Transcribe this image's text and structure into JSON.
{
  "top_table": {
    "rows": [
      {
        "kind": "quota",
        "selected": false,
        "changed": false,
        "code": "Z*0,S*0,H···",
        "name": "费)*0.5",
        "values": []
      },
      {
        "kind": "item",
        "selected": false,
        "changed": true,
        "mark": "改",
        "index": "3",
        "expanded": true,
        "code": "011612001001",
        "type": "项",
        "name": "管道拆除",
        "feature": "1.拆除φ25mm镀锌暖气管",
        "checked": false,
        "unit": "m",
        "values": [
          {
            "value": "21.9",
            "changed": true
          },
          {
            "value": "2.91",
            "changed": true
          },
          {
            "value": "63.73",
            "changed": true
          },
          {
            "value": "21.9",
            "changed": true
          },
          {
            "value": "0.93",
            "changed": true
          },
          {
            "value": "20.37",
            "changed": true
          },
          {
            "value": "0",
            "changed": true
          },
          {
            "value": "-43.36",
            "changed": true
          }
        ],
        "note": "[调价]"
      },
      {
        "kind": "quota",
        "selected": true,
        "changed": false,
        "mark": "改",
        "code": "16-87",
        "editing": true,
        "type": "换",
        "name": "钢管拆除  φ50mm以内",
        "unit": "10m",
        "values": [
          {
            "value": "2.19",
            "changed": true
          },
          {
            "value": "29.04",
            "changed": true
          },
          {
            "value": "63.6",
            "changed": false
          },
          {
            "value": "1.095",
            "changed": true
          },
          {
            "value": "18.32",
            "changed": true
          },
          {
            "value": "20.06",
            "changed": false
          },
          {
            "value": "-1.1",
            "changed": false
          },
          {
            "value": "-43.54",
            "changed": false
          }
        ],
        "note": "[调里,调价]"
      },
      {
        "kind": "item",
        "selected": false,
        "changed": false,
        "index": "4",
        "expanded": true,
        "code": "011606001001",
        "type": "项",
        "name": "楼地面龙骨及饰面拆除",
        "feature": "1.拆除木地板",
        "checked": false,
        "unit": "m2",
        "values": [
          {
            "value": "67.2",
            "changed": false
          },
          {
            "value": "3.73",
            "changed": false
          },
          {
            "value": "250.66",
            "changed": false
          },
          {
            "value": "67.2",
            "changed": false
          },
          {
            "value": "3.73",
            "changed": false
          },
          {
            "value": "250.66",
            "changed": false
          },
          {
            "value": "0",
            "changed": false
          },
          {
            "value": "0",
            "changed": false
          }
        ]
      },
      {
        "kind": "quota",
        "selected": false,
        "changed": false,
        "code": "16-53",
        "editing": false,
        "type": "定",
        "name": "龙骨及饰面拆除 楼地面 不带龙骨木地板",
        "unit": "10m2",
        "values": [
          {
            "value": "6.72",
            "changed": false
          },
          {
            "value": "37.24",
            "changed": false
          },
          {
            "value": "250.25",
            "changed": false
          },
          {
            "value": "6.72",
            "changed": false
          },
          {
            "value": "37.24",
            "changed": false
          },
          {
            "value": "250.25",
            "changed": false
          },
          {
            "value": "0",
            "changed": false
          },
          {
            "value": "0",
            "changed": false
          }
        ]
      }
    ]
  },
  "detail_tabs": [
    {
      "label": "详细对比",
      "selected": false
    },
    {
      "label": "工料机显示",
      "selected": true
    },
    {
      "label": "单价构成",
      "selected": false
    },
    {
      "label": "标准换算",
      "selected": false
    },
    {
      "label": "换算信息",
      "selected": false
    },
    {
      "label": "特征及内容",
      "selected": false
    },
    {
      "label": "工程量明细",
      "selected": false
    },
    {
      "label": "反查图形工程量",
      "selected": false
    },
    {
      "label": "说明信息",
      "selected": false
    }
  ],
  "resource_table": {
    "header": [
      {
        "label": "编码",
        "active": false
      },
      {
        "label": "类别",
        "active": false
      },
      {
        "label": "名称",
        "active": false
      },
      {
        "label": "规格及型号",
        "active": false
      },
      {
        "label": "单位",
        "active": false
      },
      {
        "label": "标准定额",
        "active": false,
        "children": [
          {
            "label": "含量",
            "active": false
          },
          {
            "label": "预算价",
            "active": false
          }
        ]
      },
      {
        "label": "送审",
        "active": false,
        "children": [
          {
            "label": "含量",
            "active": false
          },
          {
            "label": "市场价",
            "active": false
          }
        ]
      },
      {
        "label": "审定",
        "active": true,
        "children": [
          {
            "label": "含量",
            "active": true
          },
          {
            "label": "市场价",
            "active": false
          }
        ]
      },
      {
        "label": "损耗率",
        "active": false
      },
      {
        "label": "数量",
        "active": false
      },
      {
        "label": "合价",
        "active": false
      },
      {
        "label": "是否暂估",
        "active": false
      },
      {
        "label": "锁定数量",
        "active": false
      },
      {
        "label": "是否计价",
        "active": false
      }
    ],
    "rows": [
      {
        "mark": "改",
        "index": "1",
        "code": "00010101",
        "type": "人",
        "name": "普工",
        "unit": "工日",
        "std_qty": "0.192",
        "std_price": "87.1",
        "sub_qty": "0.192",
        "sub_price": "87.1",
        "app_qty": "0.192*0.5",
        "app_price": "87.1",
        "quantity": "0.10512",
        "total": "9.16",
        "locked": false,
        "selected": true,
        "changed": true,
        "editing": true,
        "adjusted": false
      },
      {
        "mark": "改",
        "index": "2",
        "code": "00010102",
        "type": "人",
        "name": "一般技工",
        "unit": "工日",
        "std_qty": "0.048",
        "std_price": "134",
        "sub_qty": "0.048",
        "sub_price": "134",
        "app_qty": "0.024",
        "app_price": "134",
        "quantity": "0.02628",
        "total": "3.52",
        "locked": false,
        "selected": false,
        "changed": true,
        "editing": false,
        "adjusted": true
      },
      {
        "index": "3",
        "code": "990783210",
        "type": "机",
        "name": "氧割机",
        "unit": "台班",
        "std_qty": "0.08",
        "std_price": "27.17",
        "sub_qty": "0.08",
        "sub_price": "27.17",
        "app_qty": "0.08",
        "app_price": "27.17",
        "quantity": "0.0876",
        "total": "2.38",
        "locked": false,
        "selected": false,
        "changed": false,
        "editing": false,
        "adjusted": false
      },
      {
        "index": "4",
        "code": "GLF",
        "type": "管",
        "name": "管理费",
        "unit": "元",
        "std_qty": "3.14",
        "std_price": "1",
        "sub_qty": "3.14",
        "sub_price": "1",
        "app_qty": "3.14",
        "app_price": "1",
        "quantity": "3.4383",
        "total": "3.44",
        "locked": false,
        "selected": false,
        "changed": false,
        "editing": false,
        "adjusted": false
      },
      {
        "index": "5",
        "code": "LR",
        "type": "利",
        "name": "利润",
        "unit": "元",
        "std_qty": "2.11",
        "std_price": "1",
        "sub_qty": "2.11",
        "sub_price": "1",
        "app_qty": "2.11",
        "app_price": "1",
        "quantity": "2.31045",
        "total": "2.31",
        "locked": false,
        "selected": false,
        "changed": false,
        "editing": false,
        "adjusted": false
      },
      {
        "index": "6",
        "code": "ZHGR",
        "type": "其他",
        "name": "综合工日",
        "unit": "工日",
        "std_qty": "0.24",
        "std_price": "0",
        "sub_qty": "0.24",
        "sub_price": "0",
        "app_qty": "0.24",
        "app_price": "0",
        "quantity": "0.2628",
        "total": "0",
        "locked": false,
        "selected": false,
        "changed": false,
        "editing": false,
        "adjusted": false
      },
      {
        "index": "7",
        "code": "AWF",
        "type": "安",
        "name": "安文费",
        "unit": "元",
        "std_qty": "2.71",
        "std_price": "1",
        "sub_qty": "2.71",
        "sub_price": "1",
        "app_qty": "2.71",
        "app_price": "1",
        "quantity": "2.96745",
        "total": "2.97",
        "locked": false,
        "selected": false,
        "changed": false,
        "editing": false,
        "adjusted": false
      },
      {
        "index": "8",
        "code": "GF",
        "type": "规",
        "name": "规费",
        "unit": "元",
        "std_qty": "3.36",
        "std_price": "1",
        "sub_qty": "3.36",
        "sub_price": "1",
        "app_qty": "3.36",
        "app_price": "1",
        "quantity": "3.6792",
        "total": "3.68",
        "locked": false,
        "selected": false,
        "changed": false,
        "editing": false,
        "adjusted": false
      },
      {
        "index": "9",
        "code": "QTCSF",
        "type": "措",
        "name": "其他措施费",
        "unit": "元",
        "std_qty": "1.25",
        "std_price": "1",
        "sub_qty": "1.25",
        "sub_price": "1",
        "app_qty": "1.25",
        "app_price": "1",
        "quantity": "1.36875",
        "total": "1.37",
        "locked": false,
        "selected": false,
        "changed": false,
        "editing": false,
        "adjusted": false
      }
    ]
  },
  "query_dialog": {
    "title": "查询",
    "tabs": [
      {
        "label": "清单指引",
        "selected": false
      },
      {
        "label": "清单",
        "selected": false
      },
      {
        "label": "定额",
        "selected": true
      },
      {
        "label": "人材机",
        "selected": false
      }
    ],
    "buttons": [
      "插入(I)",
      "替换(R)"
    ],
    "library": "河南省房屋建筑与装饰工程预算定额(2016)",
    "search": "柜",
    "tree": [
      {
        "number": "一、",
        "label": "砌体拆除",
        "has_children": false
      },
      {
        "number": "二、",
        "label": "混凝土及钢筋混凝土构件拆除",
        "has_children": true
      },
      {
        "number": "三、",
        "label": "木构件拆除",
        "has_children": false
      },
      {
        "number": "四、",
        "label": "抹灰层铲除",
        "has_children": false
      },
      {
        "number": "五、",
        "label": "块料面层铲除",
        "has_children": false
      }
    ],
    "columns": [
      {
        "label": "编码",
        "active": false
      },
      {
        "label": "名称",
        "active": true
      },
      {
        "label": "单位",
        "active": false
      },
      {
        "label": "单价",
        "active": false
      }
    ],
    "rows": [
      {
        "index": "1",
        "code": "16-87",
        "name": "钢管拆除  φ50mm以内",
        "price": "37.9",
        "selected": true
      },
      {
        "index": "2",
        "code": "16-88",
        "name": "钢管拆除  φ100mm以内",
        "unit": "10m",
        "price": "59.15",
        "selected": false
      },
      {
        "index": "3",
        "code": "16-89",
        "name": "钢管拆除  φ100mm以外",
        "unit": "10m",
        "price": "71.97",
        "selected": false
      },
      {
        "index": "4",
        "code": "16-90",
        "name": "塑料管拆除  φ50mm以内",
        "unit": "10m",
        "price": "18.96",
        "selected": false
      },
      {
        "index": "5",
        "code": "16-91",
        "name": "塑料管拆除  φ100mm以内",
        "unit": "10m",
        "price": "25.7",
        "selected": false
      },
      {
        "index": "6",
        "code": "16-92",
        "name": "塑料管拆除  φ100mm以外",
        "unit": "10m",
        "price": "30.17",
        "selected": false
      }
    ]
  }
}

**INSTRUCTION**
Every line containing the string "钢管拆除" must be listed.

**FINAL RESULT**
        "name": "钢管拆除  φ50mm以内",
        "name": "钢管拆除  φ50mm以内",
        "name": "钢管拆除  φ100mm以内",
        "name": "钢管拆除  φ100mm以外",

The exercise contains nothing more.